What is required
Starting at the line containing "312, 230, 334]" and ending at the line containing "228, 334, 241]", put those lines of the items into a JSON list of strings, one string per line, skipping any blank lines.

:: Stored rows

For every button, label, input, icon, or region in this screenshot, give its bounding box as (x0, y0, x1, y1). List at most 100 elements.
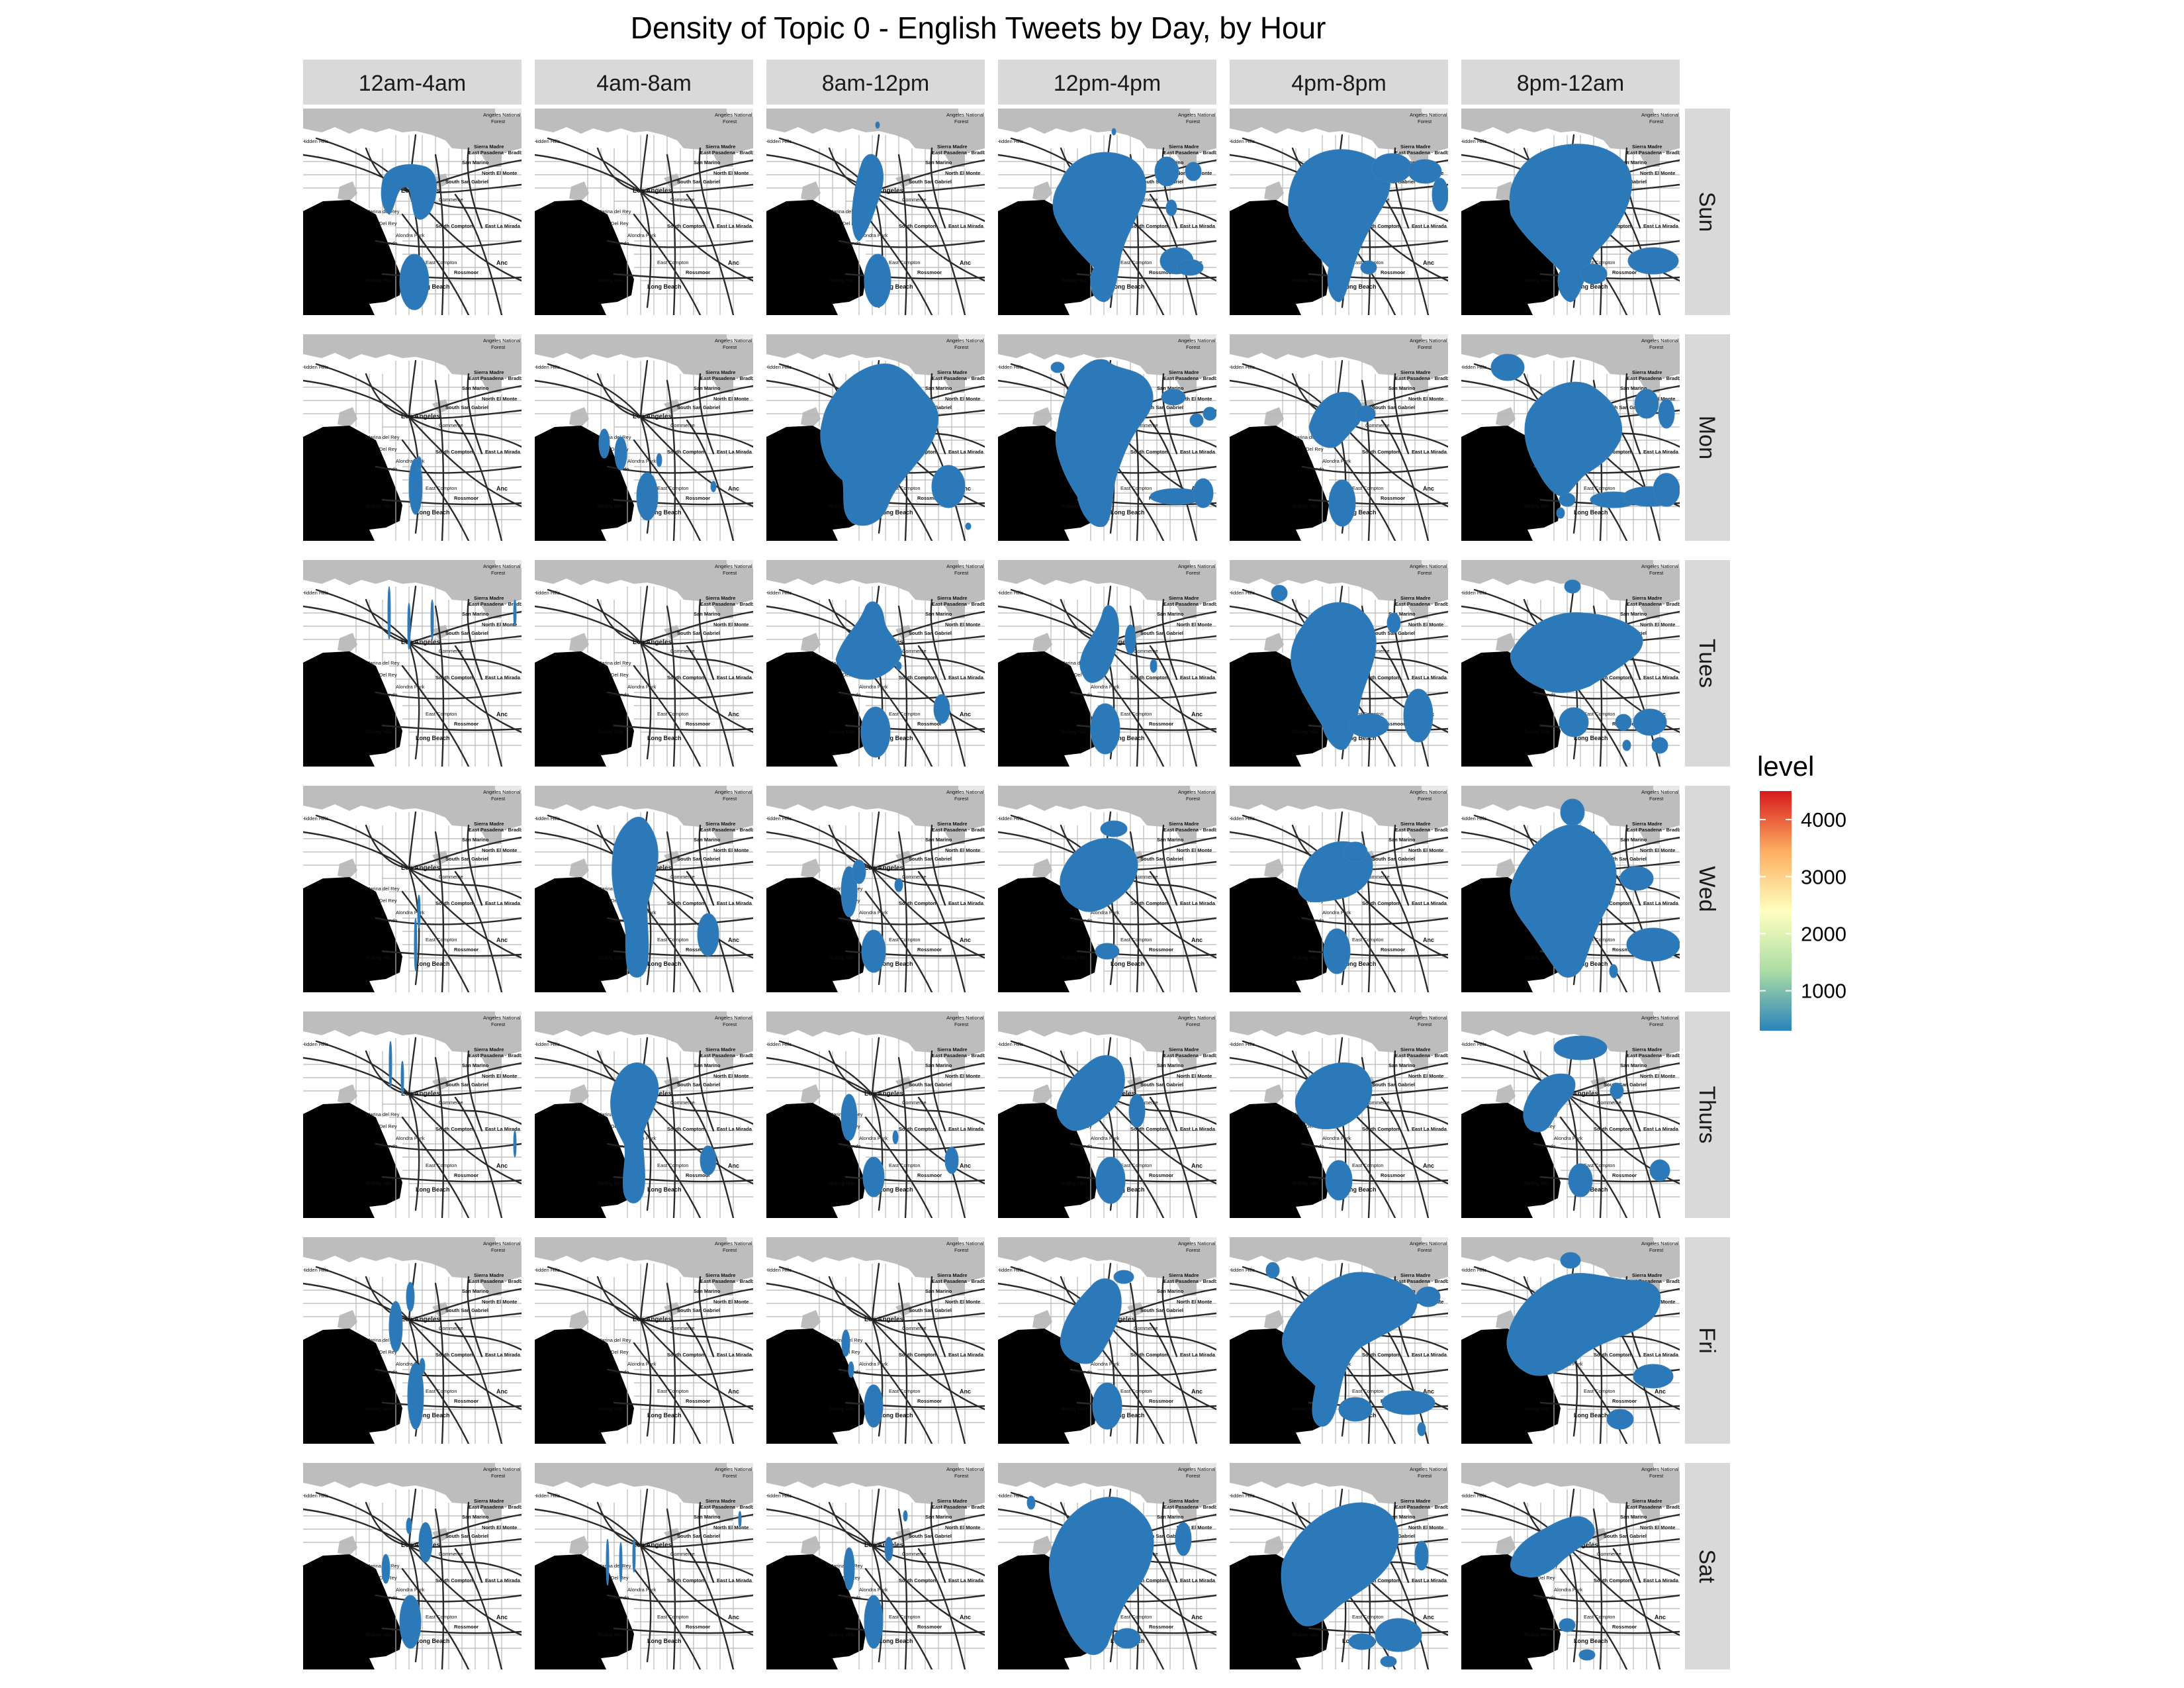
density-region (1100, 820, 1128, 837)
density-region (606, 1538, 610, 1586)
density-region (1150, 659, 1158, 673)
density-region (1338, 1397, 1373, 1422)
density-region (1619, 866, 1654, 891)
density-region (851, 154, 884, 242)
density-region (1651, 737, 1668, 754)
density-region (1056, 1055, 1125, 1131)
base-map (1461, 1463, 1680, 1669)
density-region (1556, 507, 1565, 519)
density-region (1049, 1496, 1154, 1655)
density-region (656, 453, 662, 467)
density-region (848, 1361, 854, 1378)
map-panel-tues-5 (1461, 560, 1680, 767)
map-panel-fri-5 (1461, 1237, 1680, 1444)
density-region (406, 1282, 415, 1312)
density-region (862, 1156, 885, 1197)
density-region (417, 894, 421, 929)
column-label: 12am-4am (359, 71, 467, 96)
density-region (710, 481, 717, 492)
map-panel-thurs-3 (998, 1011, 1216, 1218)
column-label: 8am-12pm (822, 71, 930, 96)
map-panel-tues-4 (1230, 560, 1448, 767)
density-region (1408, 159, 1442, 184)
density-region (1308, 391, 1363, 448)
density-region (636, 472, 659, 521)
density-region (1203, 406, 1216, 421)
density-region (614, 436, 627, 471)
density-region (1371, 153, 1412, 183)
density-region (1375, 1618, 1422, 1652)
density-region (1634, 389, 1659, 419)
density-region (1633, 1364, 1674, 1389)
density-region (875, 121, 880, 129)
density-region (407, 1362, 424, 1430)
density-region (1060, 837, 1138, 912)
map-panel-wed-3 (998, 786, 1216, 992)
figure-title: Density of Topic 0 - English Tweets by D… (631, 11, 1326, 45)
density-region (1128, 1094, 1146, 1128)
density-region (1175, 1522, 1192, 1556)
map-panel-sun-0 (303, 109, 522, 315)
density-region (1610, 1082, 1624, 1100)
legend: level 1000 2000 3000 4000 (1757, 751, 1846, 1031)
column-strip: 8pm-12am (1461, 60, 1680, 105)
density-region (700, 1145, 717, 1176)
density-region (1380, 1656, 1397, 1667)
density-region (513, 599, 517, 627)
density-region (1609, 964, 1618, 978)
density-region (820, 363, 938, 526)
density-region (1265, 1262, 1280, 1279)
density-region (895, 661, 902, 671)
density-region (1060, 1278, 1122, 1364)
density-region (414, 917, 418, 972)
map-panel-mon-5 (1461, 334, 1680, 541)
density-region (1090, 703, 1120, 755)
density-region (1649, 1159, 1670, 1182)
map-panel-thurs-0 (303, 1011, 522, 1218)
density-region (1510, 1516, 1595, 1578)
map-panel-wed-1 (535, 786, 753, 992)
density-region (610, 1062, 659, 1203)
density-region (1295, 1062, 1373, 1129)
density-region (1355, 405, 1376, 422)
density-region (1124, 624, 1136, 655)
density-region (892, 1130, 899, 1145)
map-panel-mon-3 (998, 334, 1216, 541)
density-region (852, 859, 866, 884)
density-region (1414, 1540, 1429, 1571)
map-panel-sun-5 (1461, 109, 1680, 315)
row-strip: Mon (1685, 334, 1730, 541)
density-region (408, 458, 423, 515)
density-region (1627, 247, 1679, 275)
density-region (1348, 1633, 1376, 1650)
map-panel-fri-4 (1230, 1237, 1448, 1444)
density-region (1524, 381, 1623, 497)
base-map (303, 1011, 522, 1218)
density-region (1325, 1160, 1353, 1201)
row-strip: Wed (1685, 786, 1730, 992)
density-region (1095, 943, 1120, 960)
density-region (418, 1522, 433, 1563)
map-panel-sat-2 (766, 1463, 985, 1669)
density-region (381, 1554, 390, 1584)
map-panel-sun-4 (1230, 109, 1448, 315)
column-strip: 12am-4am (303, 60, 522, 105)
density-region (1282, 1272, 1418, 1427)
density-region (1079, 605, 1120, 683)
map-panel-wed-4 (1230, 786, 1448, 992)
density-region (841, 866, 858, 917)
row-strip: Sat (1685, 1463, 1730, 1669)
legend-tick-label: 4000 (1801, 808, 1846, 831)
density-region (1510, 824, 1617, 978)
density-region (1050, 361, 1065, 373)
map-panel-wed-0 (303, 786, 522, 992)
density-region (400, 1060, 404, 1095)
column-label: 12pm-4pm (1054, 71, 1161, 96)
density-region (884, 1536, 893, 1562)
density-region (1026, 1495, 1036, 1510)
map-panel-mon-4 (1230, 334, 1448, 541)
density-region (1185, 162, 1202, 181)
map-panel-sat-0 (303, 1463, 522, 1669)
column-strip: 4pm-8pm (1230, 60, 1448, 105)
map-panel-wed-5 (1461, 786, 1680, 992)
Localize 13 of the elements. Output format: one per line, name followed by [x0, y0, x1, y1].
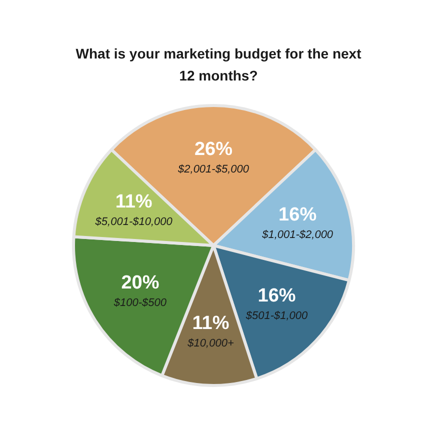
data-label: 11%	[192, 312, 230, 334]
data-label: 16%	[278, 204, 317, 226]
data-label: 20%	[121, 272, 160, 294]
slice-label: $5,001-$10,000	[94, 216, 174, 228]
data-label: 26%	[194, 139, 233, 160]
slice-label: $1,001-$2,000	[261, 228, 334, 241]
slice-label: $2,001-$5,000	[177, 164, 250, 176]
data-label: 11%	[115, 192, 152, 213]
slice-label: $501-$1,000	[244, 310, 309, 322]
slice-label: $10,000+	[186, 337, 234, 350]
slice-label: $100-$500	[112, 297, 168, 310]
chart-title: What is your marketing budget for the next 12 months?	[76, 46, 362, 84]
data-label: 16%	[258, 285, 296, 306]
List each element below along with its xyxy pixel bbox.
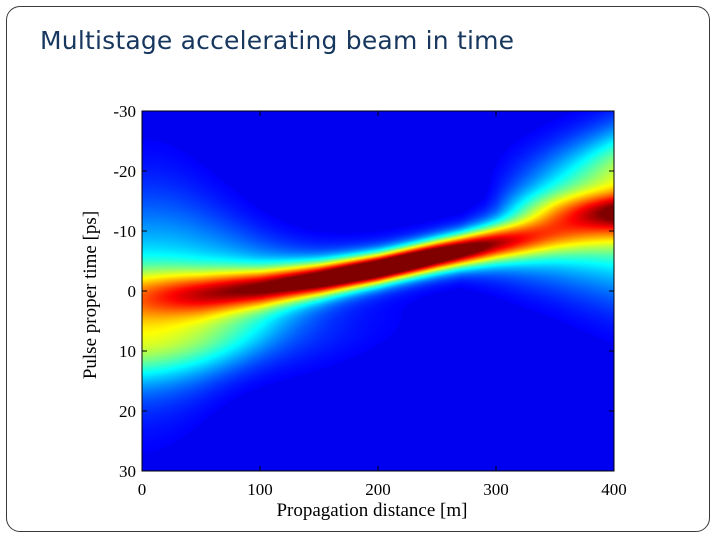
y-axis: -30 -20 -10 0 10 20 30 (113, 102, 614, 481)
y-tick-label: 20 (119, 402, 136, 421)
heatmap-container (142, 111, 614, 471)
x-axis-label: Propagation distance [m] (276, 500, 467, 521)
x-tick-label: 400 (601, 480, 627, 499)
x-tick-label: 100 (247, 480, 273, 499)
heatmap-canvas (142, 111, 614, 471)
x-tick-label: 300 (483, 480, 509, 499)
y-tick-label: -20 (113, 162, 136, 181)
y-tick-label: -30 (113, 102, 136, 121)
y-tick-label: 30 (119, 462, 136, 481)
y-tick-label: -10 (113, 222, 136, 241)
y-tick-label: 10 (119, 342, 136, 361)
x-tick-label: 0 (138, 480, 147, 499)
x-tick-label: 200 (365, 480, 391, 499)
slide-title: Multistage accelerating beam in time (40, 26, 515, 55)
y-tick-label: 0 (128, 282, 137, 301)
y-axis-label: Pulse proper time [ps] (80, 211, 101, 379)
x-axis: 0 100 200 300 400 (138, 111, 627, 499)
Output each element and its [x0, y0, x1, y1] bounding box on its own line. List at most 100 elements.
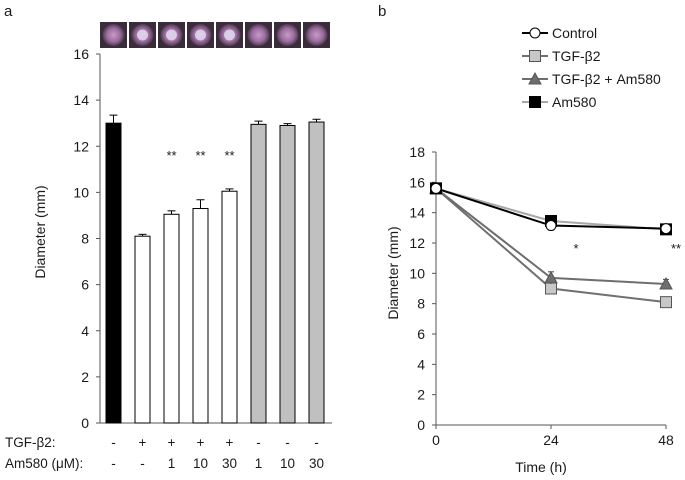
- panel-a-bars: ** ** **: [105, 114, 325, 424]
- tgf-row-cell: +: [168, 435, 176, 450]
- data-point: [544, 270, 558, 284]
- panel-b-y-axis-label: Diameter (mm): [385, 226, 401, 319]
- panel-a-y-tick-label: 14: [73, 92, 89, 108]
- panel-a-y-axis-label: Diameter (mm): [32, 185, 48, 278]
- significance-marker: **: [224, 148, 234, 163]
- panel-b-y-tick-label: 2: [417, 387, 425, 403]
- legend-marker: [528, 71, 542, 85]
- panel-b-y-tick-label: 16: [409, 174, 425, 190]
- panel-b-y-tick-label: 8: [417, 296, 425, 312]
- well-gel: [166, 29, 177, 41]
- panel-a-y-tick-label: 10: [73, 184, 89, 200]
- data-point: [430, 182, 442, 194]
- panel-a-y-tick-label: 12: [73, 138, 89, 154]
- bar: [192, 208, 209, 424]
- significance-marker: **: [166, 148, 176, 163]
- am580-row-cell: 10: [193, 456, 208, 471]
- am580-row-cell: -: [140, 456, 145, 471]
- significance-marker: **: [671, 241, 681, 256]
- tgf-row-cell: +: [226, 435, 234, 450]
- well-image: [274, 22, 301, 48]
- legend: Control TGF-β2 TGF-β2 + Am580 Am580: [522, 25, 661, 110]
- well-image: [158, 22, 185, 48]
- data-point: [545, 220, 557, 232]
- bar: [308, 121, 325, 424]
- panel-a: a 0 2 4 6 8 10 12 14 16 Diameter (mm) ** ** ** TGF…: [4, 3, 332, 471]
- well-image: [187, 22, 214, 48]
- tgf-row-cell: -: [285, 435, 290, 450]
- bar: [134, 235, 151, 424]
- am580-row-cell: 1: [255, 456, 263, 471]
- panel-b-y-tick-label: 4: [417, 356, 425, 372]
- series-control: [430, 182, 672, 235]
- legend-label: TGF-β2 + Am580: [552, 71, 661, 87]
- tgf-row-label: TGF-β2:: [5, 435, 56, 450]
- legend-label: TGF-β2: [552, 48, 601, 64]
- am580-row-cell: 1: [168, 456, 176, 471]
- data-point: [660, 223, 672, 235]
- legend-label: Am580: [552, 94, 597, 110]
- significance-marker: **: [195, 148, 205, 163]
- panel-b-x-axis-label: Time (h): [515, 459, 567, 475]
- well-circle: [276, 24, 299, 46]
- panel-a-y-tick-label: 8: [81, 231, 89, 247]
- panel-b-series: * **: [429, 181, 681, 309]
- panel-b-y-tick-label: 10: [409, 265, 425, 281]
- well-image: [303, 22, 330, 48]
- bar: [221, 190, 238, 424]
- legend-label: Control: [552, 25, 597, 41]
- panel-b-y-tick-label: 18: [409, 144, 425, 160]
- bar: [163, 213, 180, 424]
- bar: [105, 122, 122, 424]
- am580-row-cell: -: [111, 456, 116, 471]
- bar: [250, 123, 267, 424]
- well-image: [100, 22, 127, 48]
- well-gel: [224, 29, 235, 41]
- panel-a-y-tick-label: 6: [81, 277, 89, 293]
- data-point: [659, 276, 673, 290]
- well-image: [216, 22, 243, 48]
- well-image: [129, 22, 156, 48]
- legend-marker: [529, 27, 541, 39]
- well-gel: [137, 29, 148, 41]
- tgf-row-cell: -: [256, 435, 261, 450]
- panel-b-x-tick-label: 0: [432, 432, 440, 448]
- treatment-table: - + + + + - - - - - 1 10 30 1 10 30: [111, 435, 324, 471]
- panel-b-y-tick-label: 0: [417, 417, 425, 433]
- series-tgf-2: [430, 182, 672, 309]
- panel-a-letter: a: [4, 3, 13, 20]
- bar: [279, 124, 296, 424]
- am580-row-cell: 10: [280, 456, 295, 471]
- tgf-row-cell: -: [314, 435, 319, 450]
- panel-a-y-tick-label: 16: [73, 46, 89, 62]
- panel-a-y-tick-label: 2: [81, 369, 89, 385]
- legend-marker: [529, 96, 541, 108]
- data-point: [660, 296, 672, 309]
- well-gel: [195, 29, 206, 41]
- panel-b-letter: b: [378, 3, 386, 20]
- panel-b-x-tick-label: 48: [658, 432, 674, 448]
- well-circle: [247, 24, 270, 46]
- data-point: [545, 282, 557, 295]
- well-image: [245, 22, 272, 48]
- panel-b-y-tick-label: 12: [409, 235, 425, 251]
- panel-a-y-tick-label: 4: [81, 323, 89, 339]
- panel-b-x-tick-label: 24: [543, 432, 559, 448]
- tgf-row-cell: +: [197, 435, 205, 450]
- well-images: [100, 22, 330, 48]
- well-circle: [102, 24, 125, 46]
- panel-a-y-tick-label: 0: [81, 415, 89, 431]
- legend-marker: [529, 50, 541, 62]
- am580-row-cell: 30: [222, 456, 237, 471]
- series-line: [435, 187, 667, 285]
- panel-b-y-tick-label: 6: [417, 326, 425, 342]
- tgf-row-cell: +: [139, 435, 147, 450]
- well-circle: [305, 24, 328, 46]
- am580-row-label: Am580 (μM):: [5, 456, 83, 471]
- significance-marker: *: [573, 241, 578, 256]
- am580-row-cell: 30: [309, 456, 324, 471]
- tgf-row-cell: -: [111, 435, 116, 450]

::::

Answer to the task
[
  "data-label: 11%\t[192, 312, 230, 334]",
  "data-label: 16%\t[278, 204, 317, 226]",
  "data-label: 20%\t[121, 272, 160, 294]",
  "slice-label: $5,001-$10,000\t[94, 216, 174, 228]",
  "data-label: 26%\t[194, 139, 233, 160]",
  "slice-label: $1,001-$2,000\t[261, 228, 334, 241]"
]